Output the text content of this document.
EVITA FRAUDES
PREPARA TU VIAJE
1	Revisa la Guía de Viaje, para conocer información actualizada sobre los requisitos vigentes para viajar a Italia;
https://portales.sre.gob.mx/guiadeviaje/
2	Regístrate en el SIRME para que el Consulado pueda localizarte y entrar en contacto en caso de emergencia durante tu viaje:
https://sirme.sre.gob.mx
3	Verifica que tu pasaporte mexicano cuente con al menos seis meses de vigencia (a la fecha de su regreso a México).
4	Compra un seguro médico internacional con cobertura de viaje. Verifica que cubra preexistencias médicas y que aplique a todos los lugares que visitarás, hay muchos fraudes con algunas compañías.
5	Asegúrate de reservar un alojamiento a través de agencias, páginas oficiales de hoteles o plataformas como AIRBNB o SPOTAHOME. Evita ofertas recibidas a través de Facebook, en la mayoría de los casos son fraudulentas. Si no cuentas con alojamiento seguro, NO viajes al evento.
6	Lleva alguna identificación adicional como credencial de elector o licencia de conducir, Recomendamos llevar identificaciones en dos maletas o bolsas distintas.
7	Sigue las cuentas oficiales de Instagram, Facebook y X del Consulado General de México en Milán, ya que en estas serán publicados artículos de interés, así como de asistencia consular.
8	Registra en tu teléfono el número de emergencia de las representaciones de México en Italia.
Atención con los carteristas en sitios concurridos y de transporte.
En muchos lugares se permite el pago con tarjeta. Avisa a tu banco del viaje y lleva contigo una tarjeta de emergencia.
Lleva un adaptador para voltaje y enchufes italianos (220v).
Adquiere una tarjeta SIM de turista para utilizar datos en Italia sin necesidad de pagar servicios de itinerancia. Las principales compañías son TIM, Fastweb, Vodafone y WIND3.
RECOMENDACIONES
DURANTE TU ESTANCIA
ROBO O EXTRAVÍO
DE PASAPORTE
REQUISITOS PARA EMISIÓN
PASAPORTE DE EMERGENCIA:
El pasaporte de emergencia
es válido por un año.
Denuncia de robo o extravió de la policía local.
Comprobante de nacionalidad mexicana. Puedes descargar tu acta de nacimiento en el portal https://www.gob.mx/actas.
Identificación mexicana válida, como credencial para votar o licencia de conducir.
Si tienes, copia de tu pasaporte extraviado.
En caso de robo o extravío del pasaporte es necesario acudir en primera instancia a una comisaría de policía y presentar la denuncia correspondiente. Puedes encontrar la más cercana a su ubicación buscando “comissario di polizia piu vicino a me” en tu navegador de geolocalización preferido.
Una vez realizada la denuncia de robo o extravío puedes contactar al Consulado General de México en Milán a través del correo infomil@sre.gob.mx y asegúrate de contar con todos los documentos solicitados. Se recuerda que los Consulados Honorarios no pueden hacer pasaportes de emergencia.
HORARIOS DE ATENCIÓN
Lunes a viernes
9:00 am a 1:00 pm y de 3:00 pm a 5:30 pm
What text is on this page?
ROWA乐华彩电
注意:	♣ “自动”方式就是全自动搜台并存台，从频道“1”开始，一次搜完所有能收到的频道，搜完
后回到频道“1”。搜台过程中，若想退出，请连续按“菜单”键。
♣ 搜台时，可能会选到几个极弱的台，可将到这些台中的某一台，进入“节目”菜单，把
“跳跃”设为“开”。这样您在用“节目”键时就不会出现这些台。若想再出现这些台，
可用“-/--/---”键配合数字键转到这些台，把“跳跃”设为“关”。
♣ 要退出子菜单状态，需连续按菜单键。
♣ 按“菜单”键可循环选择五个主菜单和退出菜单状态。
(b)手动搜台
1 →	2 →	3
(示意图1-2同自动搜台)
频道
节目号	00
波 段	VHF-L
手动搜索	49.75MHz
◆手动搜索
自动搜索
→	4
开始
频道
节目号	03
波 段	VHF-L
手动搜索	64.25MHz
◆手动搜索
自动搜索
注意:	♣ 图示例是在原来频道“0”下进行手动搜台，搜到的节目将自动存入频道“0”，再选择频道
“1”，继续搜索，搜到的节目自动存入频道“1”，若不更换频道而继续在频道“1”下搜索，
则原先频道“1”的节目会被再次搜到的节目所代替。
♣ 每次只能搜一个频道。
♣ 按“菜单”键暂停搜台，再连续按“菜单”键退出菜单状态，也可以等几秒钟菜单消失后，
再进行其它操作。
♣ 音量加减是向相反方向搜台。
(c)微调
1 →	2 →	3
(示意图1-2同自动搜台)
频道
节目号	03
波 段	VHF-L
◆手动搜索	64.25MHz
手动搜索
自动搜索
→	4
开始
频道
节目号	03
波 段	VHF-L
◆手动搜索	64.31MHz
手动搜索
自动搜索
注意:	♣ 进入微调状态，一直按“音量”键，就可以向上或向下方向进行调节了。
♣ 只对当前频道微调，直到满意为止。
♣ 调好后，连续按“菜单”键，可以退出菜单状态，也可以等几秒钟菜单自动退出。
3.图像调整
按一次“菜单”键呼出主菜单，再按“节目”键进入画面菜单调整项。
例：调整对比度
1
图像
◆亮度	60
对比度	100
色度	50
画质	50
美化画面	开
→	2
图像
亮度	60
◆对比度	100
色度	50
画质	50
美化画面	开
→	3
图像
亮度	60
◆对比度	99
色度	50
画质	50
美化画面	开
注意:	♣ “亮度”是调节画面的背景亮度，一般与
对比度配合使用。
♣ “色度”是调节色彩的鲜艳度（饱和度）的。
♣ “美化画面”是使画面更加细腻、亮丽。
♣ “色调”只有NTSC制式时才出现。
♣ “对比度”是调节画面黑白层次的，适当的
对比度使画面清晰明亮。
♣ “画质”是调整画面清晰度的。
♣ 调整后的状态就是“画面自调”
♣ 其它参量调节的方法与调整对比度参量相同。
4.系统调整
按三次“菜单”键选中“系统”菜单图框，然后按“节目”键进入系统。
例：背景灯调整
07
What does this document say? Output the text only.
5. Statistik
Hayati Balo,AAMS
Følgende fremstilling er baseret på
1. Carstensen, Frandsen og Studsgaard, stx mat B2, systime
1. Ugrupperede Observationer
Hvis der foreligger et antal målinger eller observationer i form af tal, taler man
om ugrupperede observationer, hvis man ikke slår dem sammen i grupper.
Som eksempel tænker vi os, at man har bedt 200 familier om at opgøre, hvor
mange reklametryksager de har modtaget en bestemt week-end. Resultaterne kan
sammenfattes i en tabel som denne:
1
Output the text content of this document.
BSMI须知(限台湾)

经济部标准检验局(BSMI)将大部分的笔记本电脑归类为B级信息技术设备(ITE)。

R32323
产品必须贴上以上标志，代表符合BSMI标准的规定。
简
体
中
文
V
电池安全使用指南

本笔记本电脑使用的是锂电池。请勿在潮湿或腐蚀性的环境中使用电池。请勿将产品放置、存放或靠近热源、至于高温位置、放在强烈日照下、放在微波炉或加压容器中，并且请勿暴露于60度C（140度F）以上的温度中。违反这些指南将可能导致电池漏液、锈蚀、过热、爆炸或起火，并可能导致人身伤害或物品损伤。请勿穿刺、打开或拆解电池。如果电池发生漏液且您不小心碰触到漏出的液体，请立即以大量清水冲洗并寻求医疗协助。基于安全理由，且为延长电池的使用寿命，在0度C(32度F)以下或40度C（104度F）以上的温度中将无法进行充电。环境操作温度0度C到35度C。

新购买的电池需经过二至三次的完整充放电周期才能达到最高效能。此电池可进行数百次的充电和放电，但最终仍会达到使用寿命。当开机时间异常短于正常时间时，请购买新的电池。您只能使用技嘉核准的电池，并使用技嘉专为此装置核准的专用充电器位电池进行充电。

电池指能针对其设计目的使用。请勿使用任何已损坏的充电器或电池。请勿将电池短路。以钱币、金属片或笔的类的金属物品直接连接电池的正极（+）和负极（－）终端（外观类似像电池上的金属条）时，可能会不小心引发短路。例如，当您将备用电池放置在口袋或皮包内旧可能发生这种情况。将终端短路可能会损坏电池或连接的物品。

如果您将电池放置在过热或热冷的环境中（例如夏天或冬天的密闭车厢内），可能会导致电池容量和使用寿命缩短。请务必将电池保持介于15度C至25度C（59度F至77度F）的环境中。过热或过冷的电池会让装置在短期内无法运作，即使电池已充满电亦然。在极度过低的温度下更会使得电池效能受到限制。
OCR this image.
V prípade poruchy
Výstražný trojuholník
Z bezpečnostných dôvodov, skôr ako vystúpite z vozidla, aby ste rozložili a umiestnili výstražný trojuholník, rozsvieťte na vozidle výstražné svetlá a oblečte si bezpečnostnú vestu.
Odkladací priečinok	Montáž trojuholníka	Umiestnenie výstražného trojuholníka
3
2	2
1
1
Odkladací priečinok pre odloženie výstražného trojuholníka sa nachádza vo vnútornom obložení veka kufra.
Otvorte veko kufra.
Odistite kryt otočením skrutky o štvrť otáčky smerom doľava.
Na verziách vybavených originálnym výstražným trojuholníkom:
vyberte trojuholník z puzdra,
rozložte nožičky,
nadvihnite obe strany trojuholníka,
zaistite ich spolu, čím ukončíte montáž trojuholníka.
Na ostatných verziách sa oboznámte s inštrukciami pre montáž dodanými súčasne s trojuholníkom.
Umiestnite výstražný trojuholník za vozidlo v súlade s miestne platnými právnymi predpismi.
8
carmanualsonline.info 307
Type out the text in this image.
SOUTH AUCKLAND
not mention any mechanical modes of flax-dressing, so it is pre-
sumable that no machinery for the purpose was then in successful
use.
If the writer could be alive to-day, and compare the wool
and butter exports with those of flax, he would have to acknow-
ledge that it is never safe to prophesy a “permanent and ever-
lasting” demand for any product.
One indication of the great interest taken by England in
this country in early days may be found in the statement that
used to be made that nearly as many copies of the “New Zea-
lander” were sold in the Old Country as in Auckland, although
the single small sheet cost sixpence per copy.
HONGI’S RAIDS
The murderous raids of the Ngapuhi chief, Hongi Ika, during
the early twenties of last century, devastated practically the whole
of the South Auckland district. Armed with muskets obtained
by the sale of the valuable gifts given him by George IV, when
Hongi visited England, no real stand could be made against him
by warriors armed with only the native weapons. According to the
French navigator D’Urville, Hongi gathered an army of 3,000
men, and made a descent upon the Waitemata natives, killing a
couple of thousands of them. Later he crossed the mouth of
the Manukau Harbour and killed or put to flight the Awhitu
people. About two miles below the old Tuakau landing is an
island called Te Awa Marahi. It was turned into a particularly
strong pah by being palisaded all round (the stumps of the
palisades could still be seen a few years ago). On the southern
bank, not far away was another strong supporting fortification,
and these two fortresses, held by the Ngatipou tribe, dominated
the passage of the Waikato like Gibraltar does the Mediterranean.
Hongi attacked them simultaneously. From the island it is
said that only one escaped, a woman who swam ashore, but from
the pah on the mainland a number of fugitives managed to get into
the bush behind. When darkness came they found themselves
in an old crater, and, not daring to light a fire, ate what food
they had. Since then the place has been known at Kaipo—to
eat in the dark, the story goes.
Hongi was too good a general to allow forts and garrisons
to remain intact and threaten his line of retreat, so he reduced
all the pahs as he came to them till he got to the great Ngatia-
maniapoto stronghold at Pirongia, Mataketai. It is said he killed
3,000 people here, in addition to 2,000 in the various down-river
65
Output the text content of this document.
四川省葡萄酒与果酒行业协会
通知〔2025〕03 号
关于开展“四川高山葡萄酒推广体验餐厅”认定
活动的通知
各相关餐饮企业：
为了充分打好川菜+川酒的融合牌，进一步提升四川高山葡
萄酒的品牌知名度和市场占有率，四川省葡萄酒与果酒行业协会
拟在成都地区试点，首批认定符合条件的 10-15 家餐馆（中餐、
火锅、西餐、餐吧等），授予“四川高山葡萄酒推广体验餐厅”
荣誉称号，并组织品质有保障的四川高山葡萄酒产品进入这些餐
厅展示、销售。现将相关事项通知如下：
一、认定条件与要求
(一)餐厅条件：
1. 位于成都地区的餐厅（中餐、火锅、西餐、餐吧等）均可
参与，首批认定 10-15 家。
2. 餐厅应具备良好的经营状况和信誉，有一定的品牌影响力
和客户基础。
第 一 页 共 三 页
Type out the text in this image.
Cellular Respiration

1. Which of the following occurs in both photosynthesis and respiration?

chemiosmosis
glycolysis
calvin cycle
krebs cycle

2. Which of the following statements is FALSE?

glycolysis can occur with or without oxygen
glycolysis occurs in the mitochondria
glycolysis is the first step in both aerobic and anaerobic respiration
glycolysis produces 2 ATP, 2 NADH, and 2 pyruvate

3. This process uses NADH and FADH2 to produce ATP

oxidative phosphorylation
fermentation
=-=-=
Using the listing, collect all lines in which the string "tarjeta" is found.

Full solution:
En muchos lugares se permite el pago con tarjeta. Avisa a tu banco del viaje y lleva contigo una tarjeta de emergencia.
Adquiere una tarjeta SIM de turista para utilizar datos en Italia sin necesidad de pagar servicios de itinerancia. Las principales compañías son TIM, Fastweb, Vodafone y WIND3.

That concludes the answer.